- [PROBLEM TO WORK ON] Print the data that follows exactly.

--- RECORD EXTRACTS ---

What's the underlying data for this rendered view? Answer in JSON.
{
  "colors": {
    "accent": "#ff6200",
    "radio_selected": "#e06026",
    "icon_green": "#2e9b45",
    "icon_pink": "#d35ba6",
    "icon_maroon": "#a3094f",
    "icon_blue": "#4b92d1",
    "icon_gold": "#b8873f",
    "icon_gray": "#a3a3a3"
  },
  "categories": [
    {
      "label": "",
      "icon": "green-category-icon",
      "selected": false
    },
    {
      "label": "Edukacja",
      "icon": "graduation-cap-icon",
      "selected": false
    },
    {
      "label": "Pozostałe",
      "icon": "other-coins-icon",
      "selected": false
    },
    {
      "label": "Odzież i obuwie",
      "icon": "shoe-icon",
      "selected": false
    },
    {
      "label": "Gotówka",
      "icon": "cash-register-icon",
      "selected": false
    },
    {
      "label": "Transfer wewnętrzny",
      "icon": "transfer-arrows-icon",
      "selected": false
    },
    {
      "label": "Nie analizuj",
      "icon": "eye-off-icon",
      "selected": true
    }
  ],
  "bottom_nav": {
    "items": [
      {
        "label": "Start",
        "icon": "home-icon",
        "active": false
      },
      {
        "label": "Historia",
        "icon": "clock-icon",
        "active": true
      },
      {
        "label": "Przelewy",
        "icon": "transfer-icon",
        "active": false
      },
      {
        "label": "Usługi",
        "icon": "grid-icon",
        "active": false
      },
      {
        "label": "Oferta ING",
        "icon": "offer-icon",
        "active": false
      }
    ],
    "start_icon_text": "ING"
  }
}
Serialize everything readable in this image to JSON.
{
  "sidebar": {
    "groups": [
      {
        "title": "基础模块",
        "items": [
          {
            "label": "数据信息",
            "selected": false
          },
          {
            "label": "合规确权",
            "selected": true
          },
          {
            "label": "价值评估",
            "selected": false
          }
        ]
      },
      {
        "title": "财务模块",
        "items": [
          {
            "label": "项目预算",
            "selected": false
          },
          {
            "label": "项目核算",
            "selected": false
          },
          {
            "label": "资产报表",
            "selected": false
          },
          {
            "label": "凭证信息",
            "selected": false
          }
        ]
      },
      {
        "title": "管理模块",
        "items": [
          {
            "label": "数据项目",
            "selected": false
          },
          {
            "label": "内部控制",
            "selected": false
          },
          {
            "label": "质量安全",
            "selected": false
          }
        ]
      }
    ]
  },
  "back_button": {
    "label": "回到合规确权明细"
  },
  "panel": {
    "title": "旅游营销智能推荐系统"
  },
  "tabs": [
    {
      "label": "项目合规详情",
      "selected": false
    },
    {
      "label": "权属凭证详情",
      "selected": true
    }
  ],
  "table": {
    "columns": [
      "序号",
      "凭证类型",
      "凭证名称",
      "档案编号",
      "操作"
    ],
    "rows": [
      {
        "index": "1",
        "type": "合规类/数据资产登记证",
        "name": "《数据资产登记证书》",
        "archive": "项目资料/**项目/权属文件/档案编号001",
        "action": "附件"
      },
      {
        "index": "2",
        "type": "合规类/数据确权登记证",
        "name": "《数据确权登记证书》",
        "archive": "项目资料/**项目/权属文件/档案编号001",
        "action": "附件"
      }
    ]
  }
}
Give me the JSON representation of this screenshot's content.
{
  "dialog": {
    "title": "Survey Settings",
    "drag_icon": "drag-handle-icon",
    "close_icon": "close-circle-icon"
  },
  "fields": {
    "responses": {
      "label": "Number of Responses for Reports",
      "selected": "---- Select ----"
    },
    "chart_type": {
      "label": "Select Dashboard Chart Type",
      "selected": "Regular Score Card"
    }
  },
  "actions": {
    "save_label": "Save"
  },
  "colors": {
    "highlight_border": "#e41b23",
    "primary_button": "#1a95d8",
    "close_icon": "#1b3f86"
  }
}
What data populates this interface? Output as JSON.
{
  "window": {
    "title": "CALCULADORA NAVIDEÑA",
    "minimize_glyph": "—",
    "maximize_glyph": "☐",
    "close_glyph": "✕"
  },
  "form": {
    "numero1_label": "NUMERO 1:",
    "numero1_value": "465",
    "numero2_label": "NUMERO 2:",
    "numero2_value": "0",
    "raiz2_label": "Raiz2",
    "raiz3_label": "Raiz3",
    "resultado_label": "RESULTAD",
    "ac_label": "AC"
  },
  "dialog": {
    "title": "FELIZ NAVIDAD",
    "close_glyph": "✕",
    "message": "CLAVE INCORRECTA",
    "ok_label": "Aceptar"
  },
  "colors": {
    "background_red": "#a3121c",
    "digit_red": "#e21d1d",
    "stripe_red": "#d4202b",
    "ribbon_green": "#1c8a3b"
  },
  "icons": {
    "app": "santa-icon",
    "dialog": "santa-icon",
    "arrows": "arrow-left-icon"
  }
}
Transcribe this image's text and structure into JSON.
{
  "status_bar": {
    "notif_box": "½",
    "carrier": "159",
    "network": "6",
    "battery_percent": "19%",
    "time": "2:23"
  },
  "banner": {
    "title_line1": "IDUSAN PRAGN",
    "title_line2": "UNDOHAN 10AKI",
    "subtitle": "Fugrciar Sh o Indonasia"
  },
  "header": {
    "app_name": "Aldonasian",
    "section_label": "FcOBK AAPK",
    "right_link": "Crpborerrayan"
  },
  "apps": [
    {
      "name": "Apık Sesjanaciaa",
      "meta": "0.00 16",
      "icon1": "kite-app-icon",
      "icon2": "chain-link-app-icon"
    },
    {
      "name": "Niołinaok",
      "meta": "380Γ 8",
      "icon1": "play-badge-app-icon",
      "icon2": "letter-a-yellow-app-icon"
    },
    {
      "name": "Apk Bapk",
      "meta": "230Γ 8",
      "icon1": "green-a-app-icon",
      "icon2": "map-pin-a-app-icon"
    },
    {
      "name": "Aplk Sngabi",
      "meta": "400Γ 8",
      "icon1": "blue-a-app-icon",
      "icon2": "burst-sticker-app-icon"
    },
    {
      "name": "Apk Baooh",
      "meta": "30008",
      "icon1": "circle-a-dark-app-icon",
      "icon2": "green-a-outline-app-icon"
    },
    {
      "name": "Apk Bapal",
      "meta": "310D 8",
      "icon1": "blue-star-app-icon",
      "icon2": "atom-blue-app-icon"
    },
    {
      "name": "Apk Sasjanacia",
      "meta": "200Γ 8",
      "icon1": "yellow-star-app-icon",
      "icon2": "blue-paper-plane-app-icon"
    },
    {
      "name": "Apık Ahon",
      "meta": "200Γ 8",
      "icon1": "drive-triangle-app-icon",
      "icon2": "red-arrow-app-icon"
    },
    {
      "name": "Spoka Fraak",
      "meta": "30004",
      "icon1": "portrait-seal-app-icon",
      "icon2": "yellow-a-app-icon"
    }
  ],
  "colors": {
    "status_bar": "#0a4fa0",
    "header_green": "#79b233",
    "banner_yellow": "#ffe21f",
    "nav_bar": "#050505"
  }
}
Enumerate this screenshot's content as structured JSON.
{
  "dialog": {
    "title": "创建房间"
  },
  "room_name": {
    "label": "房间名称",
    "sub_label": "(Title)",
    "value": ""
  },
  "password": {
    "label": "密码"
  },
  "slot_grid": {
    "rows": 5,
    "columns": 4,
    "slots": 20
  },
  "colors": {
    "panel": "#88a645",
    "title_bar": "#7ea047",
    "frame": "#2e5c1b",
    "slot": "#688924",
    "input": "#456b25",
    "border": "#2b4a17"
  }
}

---

- [WRITTEN SOLUTION]
What's the underlying data for this rendered view? Answer in JSON.
{
  "colors": {
    "accent": "#ff6200",
    "radio_selected": "#e06026",
    "icon_green": "#2e9b45",
    "icon_pink": "#d35ba6",
    "icon_maroon": "#a3094f",
    "icon_blue": "#4b92d1",
    "icon_gold": "#b8873f",
    "icon_gray": "#a3a3a3"
  },
  "categories": [
    {
      "label": "",
      "icon": "green-category-icon",
      "selected": false
    },
    {
      "label": "Edukacja",
      "icon": "graduation-cap-icon",
      "selected": false
    },
    {
      "label": "Pozostałe",
      "icon": "other-coins-icon",
      "selected": false
    },
    {
      "label": "Odzież i obuwie",
      "icon": "shoe-icon",
      "selected": false
    },
    {
      "label": "Gotówka",
      "icon": "cash-register-icon",
      "selected": false
    },
    {
      "label": "Transfer wewnętrzny",
      "icon": "transfer-arrows-icon",
      "selected": false
    },
    {
      "label": "Nie analizuj",
      "icon": "eye-off-icon",
      "selected": true
    }
  ],
  "bottom_nav": {
    "items": [
      {
        "label": "Start",
        "icon": "home-icon",
        "active": false
      },
      {
        "label": "Historia",
        "icon": "clock-icon",
        "active": true
      },
      {
        "label": "Przelewy",
        "icon": "transfer-icon",
        "active": false
      },
      {
        "label": "Usługi",
        "icon": "grid-icon",
        "active": false
      },
      {
        "label": "Oferta ING",
        "icon": "offer-icon",
        "active": false
      }
    ],
    "start_icon_text": "ING"
  }
}
Serialize everything readable in this image to JSON.
{
  "sidebar": {
    "groups": [
      {
        "title": "基础模块",
        "items": [
          {
            "label": "数据信息",
            "selected": false
          },
          {
            "label": "合规确权",
            "selected": true
          },
          {
            "label": "价值评估",
            "selected": false
          }
        ]
      },
      {
        "title": "财务模块",
        "items": [
          {
            "label": "项目预算",
            "selected": false
          },
          {
            "label": "项目核算",
            "selected": false
          },
          {
            "label": "资产报表",
            "selected": false
          },
          {
            "label": "凭证信息",
            "selected": false
          }
        ]
      },
      {
        "title": "管理模块",
        "items": [
          {
            "label": "数据项目",
            "selected": false
          },
          {
            "label": "内部控制",
            "selected": false
          },
          {
            "label": "质量安全",
            "selected": false
          }
        ]
      }
    ]
  },
  "back_button": {
    "label": "回到合规确权明细"
  },
  "panel": {
    "title": "旅游营销智能推荐系统"
  },
  "tabs": [
    {
      "label": "项目合规详情",
      "selected": false
    },
    {
      "label": "权属凭证详情",
      "selected": true
    }
  ],
  "table": {
    "columns": [
      "序号",
      "凭证类型",
      "凭证名称",
      "档案编号",
      "操作"
    ],
    "rows": [
      {
        "index": "1",
        "type": "合规类/数据资产登记证",
        "name": "《数据资产登记证书》",
        "archive": "项目资料/**项目/权属文件/档案编号001",
        "action": "附件"
      },
      {
        "index": "2",
        "type": "合规类/数据确权登记证",
        "name": "《数据确权登记证书》",
        "archive": "项目资料/**项目/权属文件/档案编号001",
        "action": "附件"
      }
    ]
  }
}
Give me the JSON representation of this screenshot's content.
{
  "dialog": {
    "title": "Survey Settings",
    "drag_icon": "drag-handle-icon",
    "close_icon": "close-circle-icon"
  },
  "fields": {
    "responses": {
      "label": "Number of Responses for Reports",
      "selected": "---- Select ----"
    },
    "chart_type": {
      "label": "Select Dashboard Chart Type",
      "selected": "Regular Score Card"
    }
  },
  "actions": {
    "save_label": "Save"
  },
  "colors": {
    "highlight_border": "#e41b23",
    "primary_button": "#1a95d8",
    "close_icon": "#1b3f86"
  }
}
What data populates this interface? Output as JSON.
{
  "window": {
    "title": "CALCULADORA NAVIDEÑA",
    "minimize_glyph": "—",
    "maximize_glyph": "☐",
    "close_glyph": "✕"
  },
  "form": {
    "numero1_label": "NUMERO 1:",
    "numero1_value": "465",
    "numero2_label": "NUMERO 2:",
    "numero2_value": "0",
    "raiz2_label": "Raiz2",
    "raiz3_label": "Raiz3",
    "resultado_label": "RESULTAD",
    "ac_label": "AC"
  },
  "dialog": {
    "title": "FELIZ NAVIDAD",
    "close_glyph": "✕",
    "message": "CLAVE INCORRECTA",
    "ok_label": "Aceptar"
  },
  "colors": {
    "background_red": "#a3121c",
    "digit_red": "#e21d1d",
    "stripe_red": "#d4202b",
    "ribbon_green": "#1c8a3b"
  },
  "icons": {
    "app": "santa-icon",
    "dialog": "santa-icon",
    "arrows": "arrow-left-icon"
  }
}
Transcribe this image's text and structure into JSON.
{
  "status_bar": {
    "notif_box": "½",
    "carrier": "159",
    "network": "6",
    "battery_percent": "19%",
    "time": "2:23"
  },
  "banner": {
    "title_line1": "IDUSAN PRAGN",
    "title_line2": "UNDOHAN 10AKI",
    "subtitle": "Fugrciar Sh o Indonasia"
  },
  "header": {
    "app_name": "Aldonasian",
    "section_label": "FcOBK AAPK",
    "right_link": "Crpborerrayan"
  },
  "apps": [
    {
      "name": "Apık Sesjanaciaa",
      "meta": "0.00 16",
      "icon1": "kite-app-icon",
      "icon2": "chain-link-app-icon"
    },
    {
      "name": "Niołinaok",
      "meta": "380Γ 8",
      "icon1": "play-badge-app-icon",
      "icon2": "letter-a-yellow-app-icon"
    },
    {
      "name": "Apk Bapk",
      "meta": "230Γ 8",
      "icon1": "green-a-app-icon",
      "icon2": "map-pin-a-app-icon"
    },
    {
      "name": "Aplk Sngabi",
      "meta": "400Γ 8",
      "icon1": "blue-a-app-icon",
      "icon2": "burst-sticker-app-icon"
    },
    {
      "name": "Apk Baooh",
      "meta": "30008",
      "icon1": "circle-a-dark-app-icon",
      "icon2": "green-a-outline-app-icon"
    },
    {
      "name": "Apk Bapal",
      "meta": "310D 8",
      "icon1": "blue-star-app-icon",
      "icon2": "atom-blue-app-icon"
    },
    {
      "name": "Apk Sasjanacia",
      "meta": "200Γ 8",
      "icon1": "yellow-star-app-icon",
      "icon2": "blue-paper-plane-app-icon"
    },
    {
      "name": "Apık Ahon",
      "meta": "200Γ 8",
      "icon1": "drive-triangle-app-icon",
      "icon2": "red-arrow-app-icon"
    },
    {
      "name": "Spoka Fraak",
      "meta": "30004",
      "icon1": "portrait-seal-app-icon",
      "icon2": "yellow-a-app-icon"
    }
  ],
  "colors": {
    "status_bar": "#0a4fa0",
    "header_green": "#79b233",
    "banner_yellow": "#ffe21f",
    "nav_bar": "#050505"
  }
}
Enumerate this screenshot's content as structured JSON.
{
  "dialog": {
    "title": "创建房间"
  },
  "room_name": {
    "label": "房间名称",
    "sub_label": "(Title)",
    "value": ""
  },
  "password": {
    "label": "密码"
  },
  "slot_grid": {
    "rows": 5,
    "columns": 4,
    "slots": 20
  },
  "colors": {
    "panel": "#88a645",
    "title_bar": "#7ea047",
    "frame": "#2e5c1b",
    "slot": "#688924",
    "input": "#456b25",
    "border": "#2b4a17"
  }
}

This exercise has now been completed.